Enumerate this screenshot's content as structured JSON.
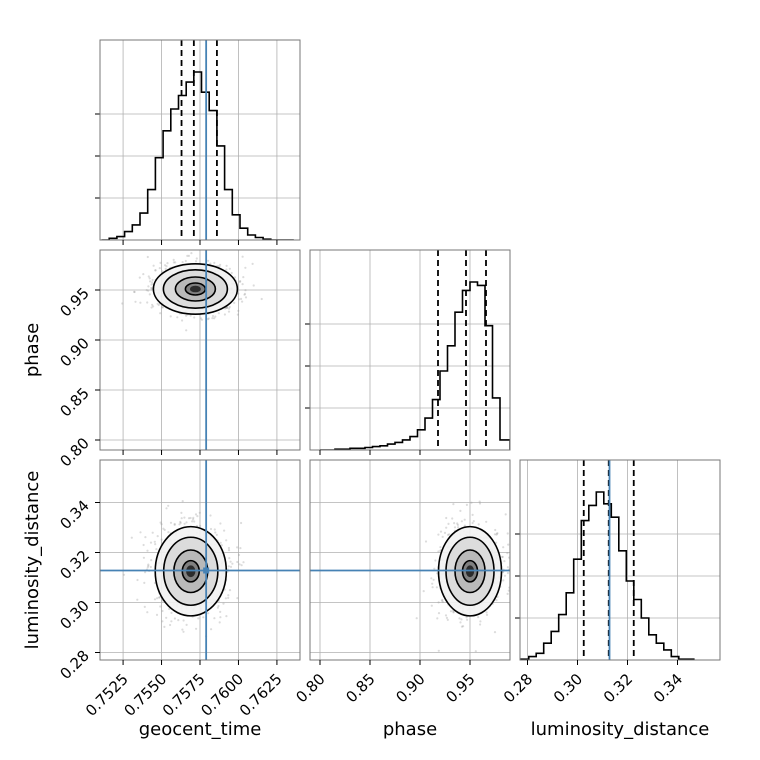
{
  "chart_data": {
    "type": "corner",
    "parameters": [
      {
        "name": "geocent_time",
        "range": [
          0.751,
          0.764
        ],
        "ticks": [
          0.7525,
          0.755,
          0.7575,
          0.76,
          0.7625
        ],
        "tick_labels": [
          "0.7525",
          "0.7550",
          "0.7575",
          "0.7600",
          "0.7625"
        ],
        "truth": 0.7579,
        "quantiles": [
          0.7563,
          0.7571,
          0.7586
        ]
      },
      {
        "name": "phase",
        "range": [
          0.79,
          0.99
        ],
        "ticks": [
          0.8,
          0.85,
          0.9,
          0.95
        ],
        "tick_labels": [
          "0.80",
          "0.85",
          "0.90",
          "0.95"
        ],
        "truth": null,
        "quantiles": [
          0.918,
          0.946,
          0.966
        ]
      },
      {
        "name": "luminosity_distance",
        "range": [
          0.277,
          0.357
        ],
        "ticks": [
          0.28,
          0.3,
          0.32,
          0.34
        ],
        "tick_labels": [
          "0.28",
          "0.30",
          "0.32",
          "0.34"
        ],
        "truth": 0.3128,
        "quantiles": [
          0.3025,
          0.3125,
          0.3225
        ]
      }
    ],
    "histograms": [
      {
        "param": "geocent_time",
        "bin_edges": [
          0.7511,
          0.7516,
          0.7521,
          0.7526,
          0.7531,
          0.7536,
          0.7541,
          0.7546,
          0.7551,
          0.7556,
          0.7561,
          0.7566,
          0.7571,
          0.7576,
          0.7581,
          0.7586,
          0.7591,
          0.7596,
          0.7601,
          0.7606,
          0.7611,
          0.7616,
          0.7621,
          0.7626,
          0.7631,
          0.7636
        ],
        "counts": [
          0,
          0.01,
          0.02,
          0.05,
          0.09,
          0.16,
          0.3,
          0.49,
          0.65,
          0.78,
          0.86,
          0.94,
          1.0,
          0.88,
          0.77,
          0.56,
          0.3,
          0.15,
          0.07,
          0.03,
          0.015,
          0.005,
          0,
          0,
          0
        ]
      },
      {
        "param": "phase",
        "bin_edges": [
          0.8,
          0.8075,
          0.815,
          0.8225,
          0.83,
          0.8375,
          0.845,
          0.8525,
          0.86,
          0.8675,
          0.875,
          0.8825,
          0.89,
          0.8975,
          0.905,
          0.9125,
          0.92,
          0.9275,
          0.935,
          0.9425,
          0.95,
          0.9575,
          0.965,
          0.9725,
          0.98,
          0.99
        ],
        "counts": [
          0,
          0,
          0.005,
          0.005,
          0.01,
          0.01,
          0.015,
          0.02,
          0.025,
          0.035,
          0.045,
          0.06,
          0.08,
          0.12,
          0.19,
          0.3,
          0.47,
          0.62,
          0.82,
          0.95,
          1.0,
          0.98,
          0.74,
          0.31,
          0.06
        ]
      },
      {
        "param": "luminosity_distance",
        "bin_edges": [
          0.2775,
          0.2805,
          0.2835,
          0.2865,
          0.2895,
          0.2925,
          0.2955,
          0.2985,
          0.3015,
          0.3045,
          0.3075,
          0.3105,
          0.3135,
          0.3165,
          0.3195,
          0.3225,
          0.3255,
          0.3285,
          0.3315,
          0.3345,
          0.3375,
          0.3405,
          0.3435,
          0.3465
        ],
        "counts": [
          0.005,
          0.02,
          0.04,
          0.1,
          0.17,
          0.27,
          0.4,
          0.6,
          0.83,
          0.92,
          1.0,
          0.93,
          0.85,
          0.65,
          0.47,
          0.36,
          0.25,
          0.15,
          0.1,
          0.06,
          0.02,
          0.005,
          0.005
        ]
      }
    ],
    "panels_2d": [
      {
        "x": "geocent_time",
        "y": "phase",
        "center": [
          0.7572,
          0.951
        ],
        "spread": [
          0.0013,
          0.012
        ],
        "contour_radii": [
          0.5,
          1.0,
          1.6,
          2.1
        ]
      },
      {
        "x": "geocent_time",
        "y": "luminosity_distance",
        "center": [
          0.7569,
          0.3125
        ],
        "spread": [
          0.0011,
          0.0085
        ],
        "contour_radii": [
          0.5,
          1.0,
          1.6,
          2.1
        ]
      },
      {
        "x": "phase",
        "y": "luminosity_distance",
        "center": [
          0.95,
          0.3125
        ],
        "spread": [
          0.015,
          0.0085
        ],
        "contour_radii": [
          0.5,
          1.0,
          1.6,
          2.1
        ]
      }
    ],
    "truth_color": "#4682b4"
  }
}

########

> _What you need to do_
Repeat the data exactly, dropping every picture it holds.

> _Finished answer_
Enumerate this screenshot's content as structured JSON.
{
  "chart_data": {
    "type": "corner",
    "parameters": [
      {
        "name": "geocent_time",
        "range": [
          0.751,
          0.764
        ],
        "ticks": [
          0.7525,
          0.755,
          0.7575,
          0.76,
          0.7625
        ],
        "tick_labels": [
          "0.7525",
          "0.7550",
          "0.7575",
          "0.7600",
          "0.7625"
        ],
        "truth": 0.7579,
        "quantiles": [
          0.7563,
          0.7571,
          0.7586
        ]
      },
      {
        "name": "phase",
        "range": [
          0.79,
          0.99
        ],
        "ticks": [
          0.8,
          0.85,
          0.9,
          0.95
        ],
        "tick_labels": [
          "0.80",
          "0.85",
          "0.90",
          "0.95"
        ],
        "truth": null,
        "quantiles": [
          0.918,
          0.946,
          0.966
        ]
      },
      {
        "name": "luminosity_distance",
        "range": [
          0.277,
          0.357
        ],
        "ticks": [
          0.28,
          0.3,
          0.32,
          0.34
        ],
        "tick_labels": [
          "0.28",
          "0.30",
          "0.32",
          "0.34"
        ],
        "truth": 0.3128,
        "quantiles": [
          0.3025,
          0.3125,
          0.3225
        ]
      }
    ],
    "histograms": [
      {
        "param": "geocent_time",
        "bin_edges": [
          0.7511,
          0.7516,
          0.7521,
          0.7526,
          0.7531,
          0.7536,
          0.7541,
          0.7546,
          0.7551,
          0.7556,
          0.7561,
          0.7566,
          0.7571,
          0.7576,
          0.7581,
          0.7586,
          0.7591,
          0.7596,
          0.7601,
          0.7606,
          0.7611,
          0.7616,
          0.7621,
          0.7626,
          0.7631,
          0.7636
        ],
        "counts": [
          0,
          0.01,
          0.02,
          0.05,
          0.09,
          0.16,
          0.3,
          0.49,
          0.65,
          0.78,
          0.86,
          0.94,
          1.0,
          0.88,
          0.77,
          0.56,
          0.3,
          0.15,
          0.07,
          0.03,
          0.015,
          0.005,
          0,
          0,
          0
        ]
      },
      {
        "param": "phase",
        "bin_edges": [
          0.8,
          0.8075,
          0.815,
          0.8225,
          0.83,
          0.8375,
          0.845,
          0.8525,
          0.86,
          0.8675,
          0.875,
          0.8825,
          0.89,
          0.8975,
          0.905,
          0.9125,
          0.92,
          0.9275,
          0.935,
          0.9425,
          0.95,
          0.9575,
          0.965,
          0.9725,
          0.98,
          0.99
        ],
        "counts": [
          0,
          0,
          0.005,
          0.005,
          0.01,
          0.01,
          0.015,
          0.02,
          0.025,
          0.035,
          0.045,
          0.06,
          0.08,
          0.12,
          0.19,
          0.3,
          0.47,
          0.62,
          0.82,
          0.95,
          1.0,
          0.98,
          0.74,
          0.31,
          0.06
        ]
      },
      {
        "param": "luminosity_distance",
        "bin_edges": [
          0.2775,
          0.2805,
          0.2835,
          0.2865,
          0.2895,
          0.2925,
          0.2955,
          0.2985,
          0.3015,
          0.3045,
          0.3075,
          0.3105,
          0.3135,
          0.3165,
          0.3195,
          0.3225,
          0.3255,
          0.3285,
          0.3315,
          0.3345,
          0.3375,
          0.3405,
          0.3435,
          0.3465
        ],
        "counts": [
          0.005,
          0.02,
          0.04,
          0.1,
          0.17,
          0.27,
          0.4,
          0.6,
          0.83,
          0.92,
          1.0,
          0.93,
          0.85,
          0.65,
          0.47,
          0.36,
          0.25,
          0.15,
          0.1,
          0.06,
          0.02,
          0.005,
          0.005
        ]
      }
    ],
    "panels_2d": [
      {
        "x": "geocent_time",
        "y": "phase",
        "center": [
          0.7572,
          0.951
        ],
        "spread": [
          0.0013,
          0.012
        ],
        "contour_radii": [
          0.5,
          1.0,
          1.6,
          2.1
        ]
      },
      {
        "x": "geocent_time",
        "y": "luminosity_distance",
        "center": [
          0.7569,
          0.3125
        ],
        "spread": [
          0.0011,
          0.0085
        ],
        "contour_radii": [
          0.5,
          1.0,
          1.6,
          2.1
        ]
      },
      {
        "x": "phase",
        "y": "luminosity_distance",
        "center": [
          0.95,
          0.3125
        ],
        "spread": [
          0.015,
          0.0085
        ],
        "contour_radii": [
          0.5,
          1.0,
          1.6,
          2.1
        ]
      }
    ],
    "truth_color": "#4682b4"
  }
}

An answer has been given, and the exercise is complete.